= Work instructions =
In this exercise, return the whole listing exactly, excluding any images.

= Entries provided =
#####

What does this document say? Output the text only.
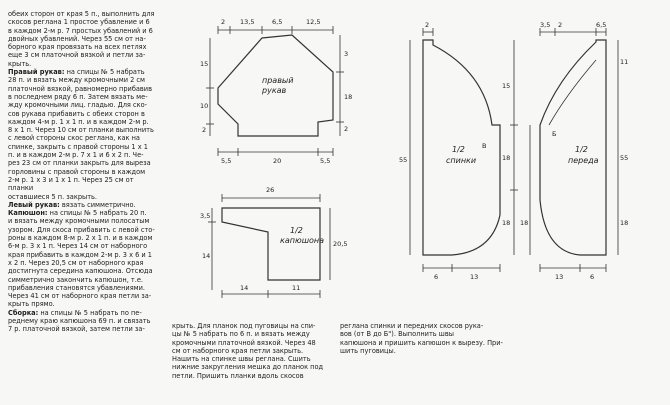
обеих сторон от края 5 п., выполнить для
скосов реглана 1 простое убавление и 6
в каждом 2-м р. 7 простых убавлений и 6
двойных убавлений. Через 55 см от на-
борного края провязать на всех петлях
еще 3 см платочной вязкой и петли за-
крыть.

Правый рукав: на спицы № 5 набрать
28 п. и вязать между кромочными 2 см
платочной вязкой, равномерно прибавив
в последнем ряду 6 п. Затем вязать ме-
жду кромочными лиц. гладью. Для ско-
сов рукава прибавить с обеих сторон в
каждом 4-м р. 1 х 1 п. и в каждом 2-м р.
8 х 1 п. Через 10 см от планки выполнить
с левой стороны скос реглана, как на
спинке, закрыть с правой стороны 1 х 1
п. и в каждом 2-м р. 7 х 1 и 6 х 2 п. Че-
рез 23 см от планки закрыть для выреза
горловины с правой стороны в каждом
2-м р. 1 х 3 и 1 х 1 п. Через 25 см от планки
оставшиеся 5 п. закрыть.

Левый рукав: вязать симметрично.

Капюшон: на спицы № 5 набрать 20 п.
и вязать между кромочными полосатым
узором. Для скоса прибавить с левой сто-
роны в каждом 8-м р. 2 х 1 п. и в каждом
6-м р. 3 х 1 п. Через 14 см от наборного
края прибавить в каждом 2-м р. 3 х 6 и 1
х 2 п. Через 20,5 см от наборного края
достигнута середина капюшона. Отсюда
симметрично закончить капюшон, т.е.
прибавления становятся убавлениями.
Через 41 см от наборного края петли за-
крыть прямо.

Сборка: на спицы № 5 набрать по пе-
реднему краю капюшона 69 п. и связать
7 р. платочной вязкой, затем петли за-	крыть. Для планок под пуговицы на спи-
цы № 5 набрать по 6 п. и вязать между
кромочными платочной вязкой. Через 48
см от наборного края петли закрыть.
Нашить на спинке швы реглана. Сшить
нижние закругления мешка до планок под
петли. Пришить планки вдоль скосов
реглана спинки и передних скосов рука-
вов (от В до Б"). Выполнить швы
капюшона и пришить капюшон к вырезу. При-
шить пуговицы.
правый
рукав
2 13,5	6,5	12,5
15
10
2
3
18
2
5,5	20	5,5
1/2
капюшона
26
3,5
14
20,5
14	11
1/2
спинки
В
2
15
18
18
55
6	13
1/2
переда
Б
3,5 2	6,5
11
55
18
18
13	6
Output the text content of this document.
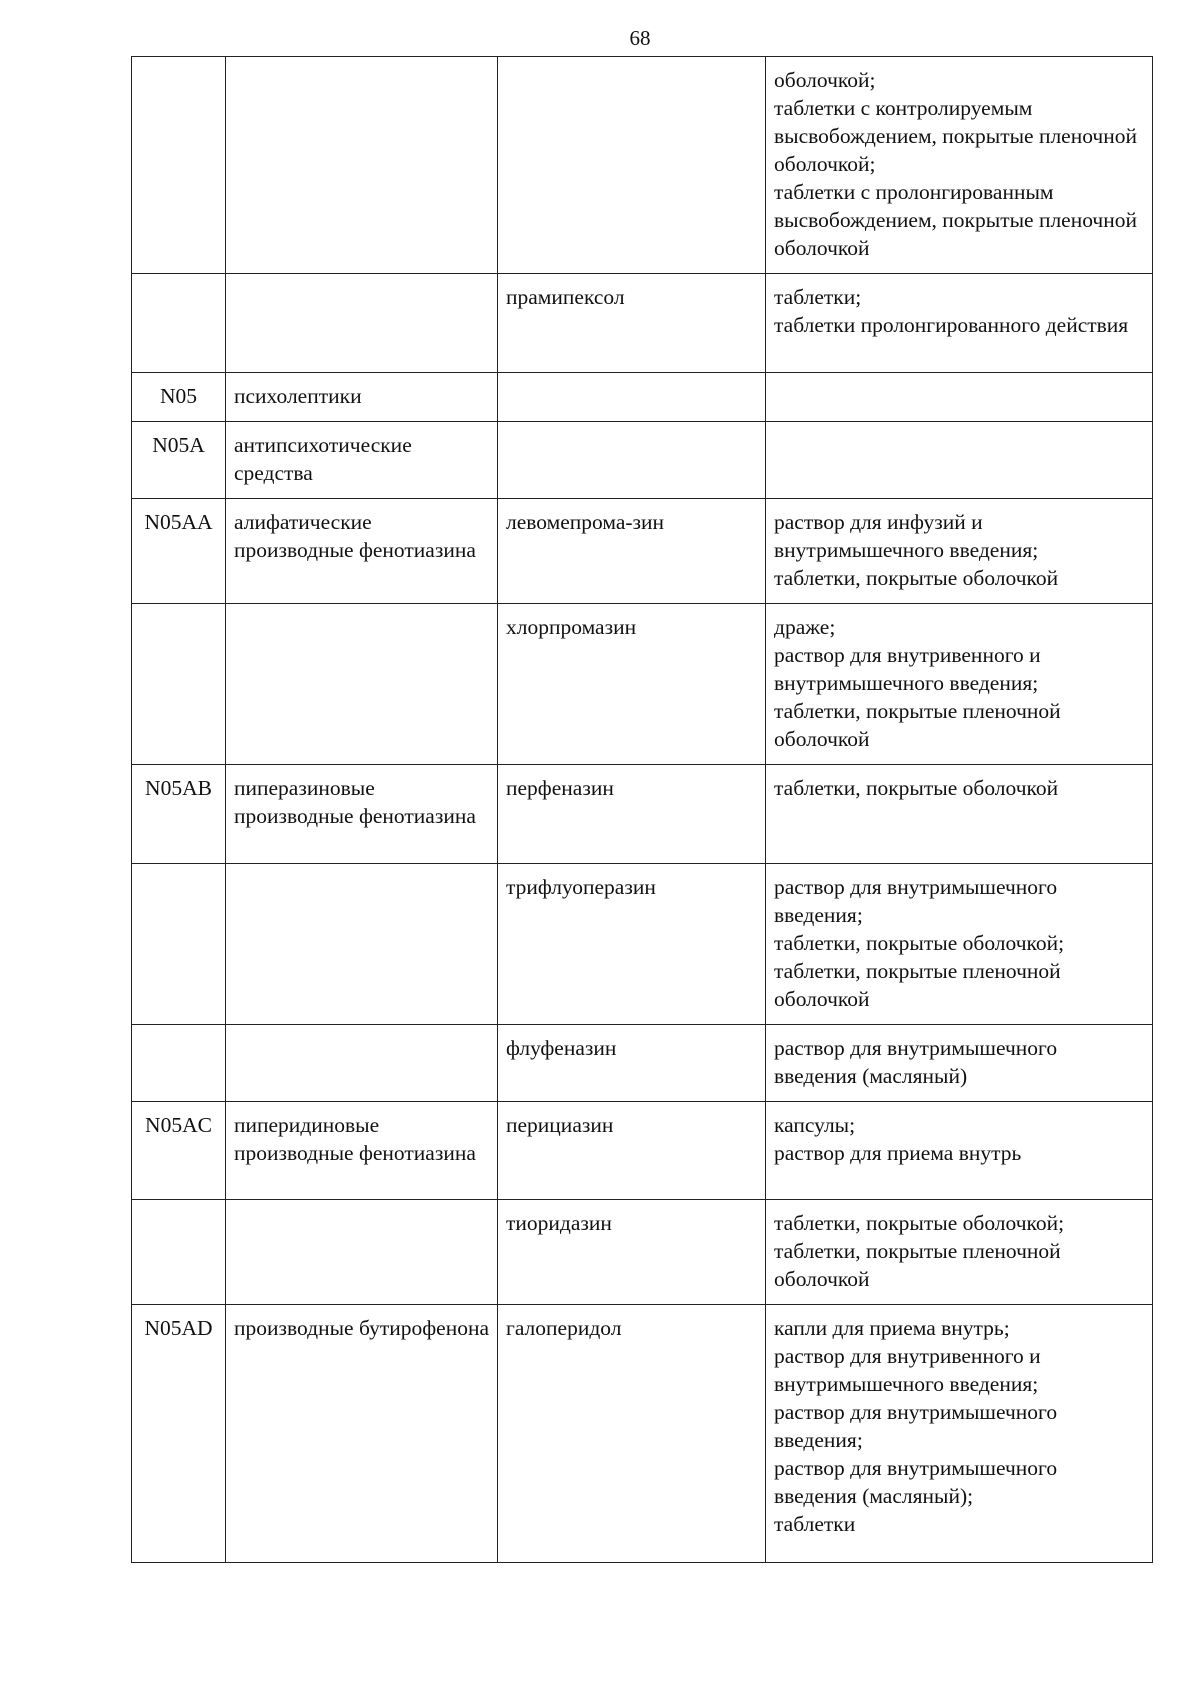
68
			оболочкой;
таблетки с контролируемым высвобождением, покрытые пленочной оболочкой;
таблетки с пролонгированным высвобождением, покрытые пленочной оболочкой
		прамипексол	таблетки;
таблетки пролонгированного действия
N05	психолептики		
N05A	антипсихотические средства		
N05AA	алифатические производные фенотиазина	левомепрома-зин	раствор для инфузий и внутримышечного введения;
таблетки, покрытые оболочкой
		хлорпромазин	драже;
раствор для внутривенного и внутримышечного введения;
таблетки, покрытые пленочной оболочкой
N05AB	пиперазиновые производные фенотиазина	перфеназин	таблетки, покрытые оболочкой
		трифлуоперазин	раствор для внутримышечного введения;
таблетки, покрытые оболочкой;
таблетки, покрытые пленочной оболочкой
		флуфеназин	раствор для внутримышечного введения (масляный)
N05AC	пиперидиновые производные фенотиазина	перициазин	капсулы;
раствор для приема внутрь
		тиоридазин	таблетки, покрытые оболочкой;
таблетки, покрытые пленочной оболочкой
N05AD	производные бутирофенона	галоперидол	капли для приема внутрь;
раствор для внутривенного и внутримышечного введения;
раствор для внутримышечного введения;
раствор для внутримышечного введения (масляный);
таблетки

#####

= Full output =
What does this document say? Output the text only.
обеих сторон от края 5 п., выполнить для
скосов реглана 1 простое убавление и 6
в каждом 2-м р. 7 простых убавлений и 6
двойных убавлений. Через 55 см от на-
борного края провязать на всех петлях
еще 3 см платочной вязкой и петли за-
крыть.

Правый рукав: на спицы № 5 набрать
28 п. и вязать между кромочными 2 см
платочной вязкой, равномерно прибавив
в последнем ряду 6 п. Затем вязать ме-
жду кромочными лиц. гладью. Для ско-
сов рукава прибавить с обеих сторон в
каждом 4-м р. 1 х 1 п. и в каждом 2-м р.
8 х 1 п. Через 10 см от планки выполнить
с левой стороны скос реглана, как на
спинке, закрыть с правой стороны 1 х 1
п. и в каждом 2-м р. 7 х 1 и 6 х 2 п. Че-
рез 23 см от планки закрыть для выреза
горловины с правой стороны в каждом
2-м р. 1 х 3 и 1 х 1 п. Через 25 см от планки
оставшиеся 5 п. закрыть.

Левый рукав: вязать симметрично.

Капюшон: на спицы № 5 набрать 20 п.
и вязать между кромочными полосатым
узором. Для скоса прибавить с левой сто-
роны в каждом 8-м р. 2 х 1 п. и в каждом
6-м р. 3 х 1 п. Через 14 см от наборного
края прибавить в каждом 2-м р. 3 х 6 и 1
х 2 п. Через 20,5 см от наборного края
достигнута середина капюшона. Отсюда
симметрично закончить капюшон, т.е.
прибавления становятся убавлениями.
Через 41 см от наборного края петли за-
крыть прямо.

Сборка: на спицы № 5 набрать по пе-
реднему краю капюшона 69 п. и связать
7 р. платочной вязкой, затем петли за-	крыть. Для планок под пуговицы на спи-
цы № 5 набрать по 6 п. и вязать между
кромочными платочной вязкой. Через 48
см от наборного края петли закрыть.
Нашить на спинке швы реглана. Сшить
нижние закругления мешка до планок под
петли. Пришить планки вдоль скосов
реглана спинки и передних скосов рука-
вов (от В до Б"). Выполнить швы
капюшона и пришить капюшон к вырезу. При-
шить пуговицы.
правый
рукав
2 13,5	6,5	12,5
15
10
2
3
18
2
5,5	20	5,5
1/2
капюшона
26
3,5
14
20,5
14	11
1/2
спинки
В
2
15
18
18
55
6	13
1/2
переда
Б
3,5 2	6,5
11
55
18
18
13	6
Output the text content of this document.
68
			оболочкой;
таблетки с контролируемым высвобождением, покрытые пленочной оболочкой;
таблетки с пролонгированным высвобождением, покрытые пленочной оболочкой
		прамипексол	таблетки;
таблетки пролонгированного действия
N05	психолептики		
N05A	антипсихотические средства		
N05AA	алифатические производные фенотиазина	левомепрома-зин	раствор для инфузий и внутримышечного введения;
таблетки, покрытые оболочкой
		хлорпромазин	драже;
раствор для внутривенного и внутримышечного введения;
таблетки, покрытые пленочной оболочкой
N05AB	пиперазиновые производные фенотиазина	перфеназин	таблетки, покрытые оболочкой
		трифлуоперазин	раствор для внутримышечного введения;
таблетки, покрытые оболочкой;
таблетки, покрытые пленочной оболочкой
		флуфеназин	раствор для внутримышечного введения (масляный)
N05AC	пиперидиновые производные фенотиазина	перициазин	капсулы;
раствор для приема внутрь
		тиоридазин	таблетки, покрытые оболочкой;
таблетки, покрытые пленочной оболочкой
N05AD	производные бутирофенона	галоперидол	капли для приема внутрь;
раствор для внутривенного и внутримышечного введения;
раствор для внутримышечного введения;
раствор для внутримышечного введения (масляный);
таблетки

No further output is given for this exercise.